Saved data entries:
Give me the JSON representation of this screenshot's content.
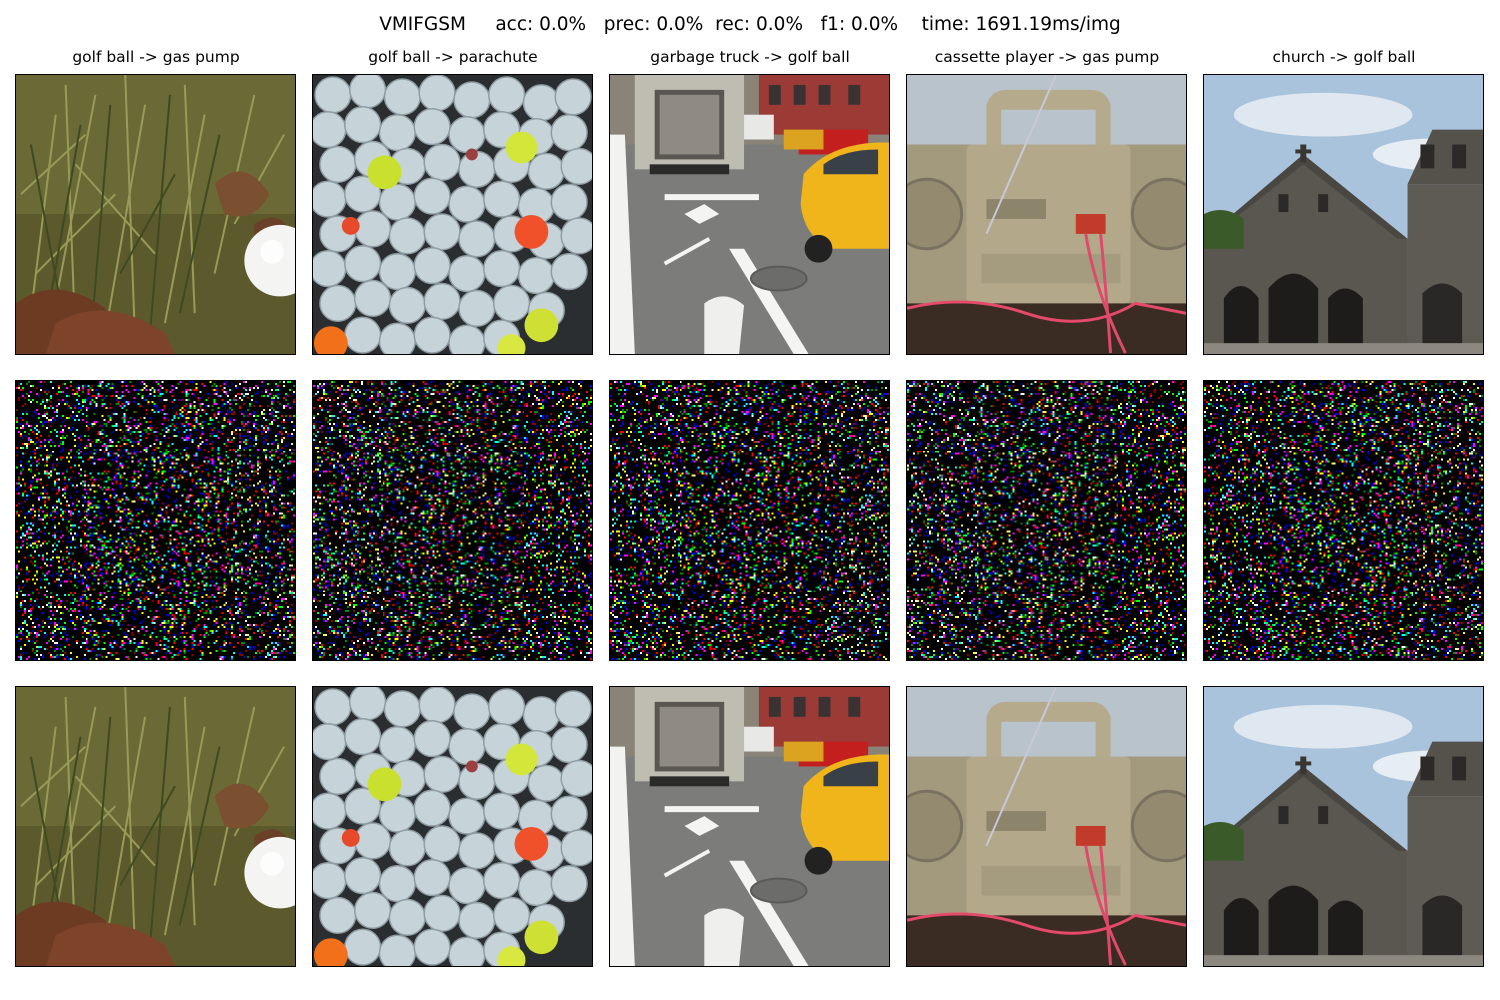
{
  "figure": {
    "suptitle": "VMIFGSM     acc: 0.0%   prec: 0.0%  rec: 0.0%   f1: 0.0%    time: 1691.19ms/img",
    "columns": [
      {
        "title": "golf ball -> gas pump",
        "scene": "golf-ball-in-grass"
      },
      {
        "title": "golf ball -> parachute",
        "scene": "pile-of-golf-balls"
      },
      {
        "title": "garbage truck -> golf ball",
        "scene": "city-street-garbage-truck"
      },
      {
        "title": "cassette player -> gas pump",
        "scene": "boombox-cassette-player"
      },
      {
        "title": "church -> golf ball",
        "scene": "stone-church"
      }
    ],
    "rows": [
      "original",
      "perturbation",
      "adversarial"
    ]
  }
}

__Given exercise__
Copy all lines in the listing above where the string "player" appears.

__Final result__
        "title": "cassette player -> gas pump",
        "scene": "boombox-cassette-player"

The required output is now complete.